Please reproduce every one of the entries below verbatim, line by line.

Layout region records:
···
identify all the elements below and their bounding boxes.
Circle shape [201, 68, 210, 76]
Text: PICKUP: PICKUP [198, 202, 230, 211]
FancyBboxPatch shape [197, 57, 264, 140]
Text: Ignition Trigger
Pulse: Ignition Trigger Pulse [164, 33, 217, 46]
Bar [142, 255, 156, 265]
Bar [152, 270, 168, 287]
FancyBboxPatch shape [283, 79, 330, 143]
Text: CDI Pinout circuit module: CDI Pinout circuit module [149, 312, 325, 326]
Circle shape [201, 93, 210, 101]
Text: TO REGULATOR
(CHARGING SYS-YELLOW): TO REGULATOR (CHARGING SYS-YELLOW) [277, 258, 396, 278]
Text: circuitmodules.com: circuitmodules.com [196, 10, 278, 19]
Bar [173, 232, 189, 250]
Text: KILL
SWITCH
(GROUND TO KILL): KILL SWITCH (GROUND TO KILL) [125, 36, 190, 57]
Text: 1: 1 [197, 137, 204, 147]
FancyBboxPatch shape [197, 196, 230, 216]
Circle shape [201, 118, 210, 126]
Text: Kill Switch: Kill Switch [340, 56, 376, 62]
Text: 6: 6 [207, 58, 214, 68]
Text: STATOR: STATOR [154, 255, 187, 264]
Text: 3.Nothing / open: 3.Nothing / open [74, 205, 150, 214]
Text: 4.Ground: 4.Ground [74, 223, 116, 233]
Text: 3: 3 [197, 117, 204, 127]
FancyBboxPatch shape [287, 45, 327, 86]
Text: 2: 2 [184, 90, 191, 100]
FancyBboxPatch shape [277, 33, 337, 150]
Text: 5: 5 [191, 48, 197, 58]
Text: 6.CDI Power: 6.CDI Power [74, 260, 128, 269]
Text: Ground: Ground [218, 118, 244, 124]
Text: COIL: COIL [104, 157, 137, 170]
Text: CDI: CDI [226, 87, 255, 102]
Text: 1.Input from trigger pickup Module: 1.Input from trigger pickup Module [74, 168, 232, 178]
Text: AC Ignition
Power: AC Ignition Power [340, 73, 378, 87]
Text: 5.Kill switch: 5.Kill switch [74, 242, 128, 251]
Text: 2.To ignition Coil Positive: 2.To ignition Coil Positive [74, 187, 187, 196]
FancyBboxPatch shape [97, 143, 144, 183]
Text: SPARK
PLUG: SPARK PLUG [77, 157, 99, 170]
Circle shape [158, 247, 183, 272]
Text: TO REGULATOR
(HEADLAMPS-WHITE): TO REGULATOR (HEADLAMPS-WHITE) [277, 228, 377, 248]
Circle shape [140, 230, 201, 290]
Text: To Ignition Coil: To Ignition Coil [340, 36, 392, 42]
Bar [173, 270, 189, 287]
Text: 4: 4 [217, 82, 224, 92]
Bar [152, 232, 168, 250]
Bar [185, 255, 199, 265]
···
SOLUTION TO THIS EXERCISE:
identify all the elements below and their bounding boxes.
Circle shape [201, 68, 210, 76]
Text: PICKUP: PICKUP [198, 202, 230, 211]
FancyBboxPatch shape [197, 57, 264, 140]
Text: Ignition Trigger
Pulse: Ignition Trigger Pulse [164, 33, 217, 46]
Bar [142, 255, 156, 265]
Bar [152, 270, 168, 287]
FancyBboxPatch shape [283, 79, 330, 143]
Text: CDI Pinout circuit module: CDI Pinout circuit module [149, 312, 325, 326]
Circle shape [201, 93, 210, 101]
Text: TO REGULATOR
(CHARGING SYS-YELLOW): TO REGULATOR (CHARGING SYS-YELLOW) [277, 258, 396, 278]
Text: circuitmodules.com: circuitmodules.com [196, 10, 278, 19]
Bar [173, 232, 189, 250]
Text: KILL
SWITCH
(GROUND TO KILL): KILL SWITCH (GROUND TO KILL) [125, 36, 190, 57]
Text: 1: 1 [197, 137, 204, 147]
FancyBboxPatch shape [197, 196, 230, 216]
Circle shape [201, 118, 210, 126]
Text: Kill Switch: Kill Switch [340, 56, 376, 62]
Text: 6: 6 [207, 58, 214, 68]
Text: STATOR: STATOR [154, 255, 187, 264]
Text: 3.Nothing / open: 3.Nothing / open [74, 205, 150, 214]
Text: 4.Ground: 4.Ground [74, 223, 116, 233]
Text: 3: 3 [197, 117, 204, 127]
FancyBboxPatch shape [287, 45, 327, 86]
Text: 2: 2 [184, 90, 191, 100]
FancyBboxPatch shape [277, 33, 337, 150]
Text: 5: 5 [191, 48, 197, 58]
Text: 6.CDI Power: 6.CDI Power [74, 260, 128, 269]
Text: Ground: Ground [218, 118, 244, 124]
Text: COIL: COIL [104, 157, 137, 170]
Text: CDI: CDI [226, 87, 255, 102]
Text: 1.Input from trigger pickup Module: 1.Input from trigger pickup Module [74, 168, 232, 178]
Text: AC Ignition
Power: AC Ignition Power [340, 73, 378, 87]
Text: 5.Kill switch: 5.Kill switch [74, 242, 128, 251]
Text: 2.To ignition Coil Positive: 2.To ignition Coil Positive [74, 187, 187, 196]
FancyBboxPatch shape [97, 143, 144, 183]
Text: SPARK
PLUG: SPARK PLUG [77, 157, 99, 170]
Circle shape [158, 247, 183, 272]
Text: TO REGULATOR
(HEADLAMPS-WHITE): TO REGULATOR (HEADLAMPS-WHITE) [277, 228, 377, 248]
Circle shape [140, 230, 201, 290]
Text: To Ignition Coil: To Ignition Coil [340, 36, 392, 42]
Bar [173, 270, 189, 287]
Text: 4: 4 [217, 82, 224, 92]
Bar [152, 232, 168, 250]
Bar [185, 255, 199, 265]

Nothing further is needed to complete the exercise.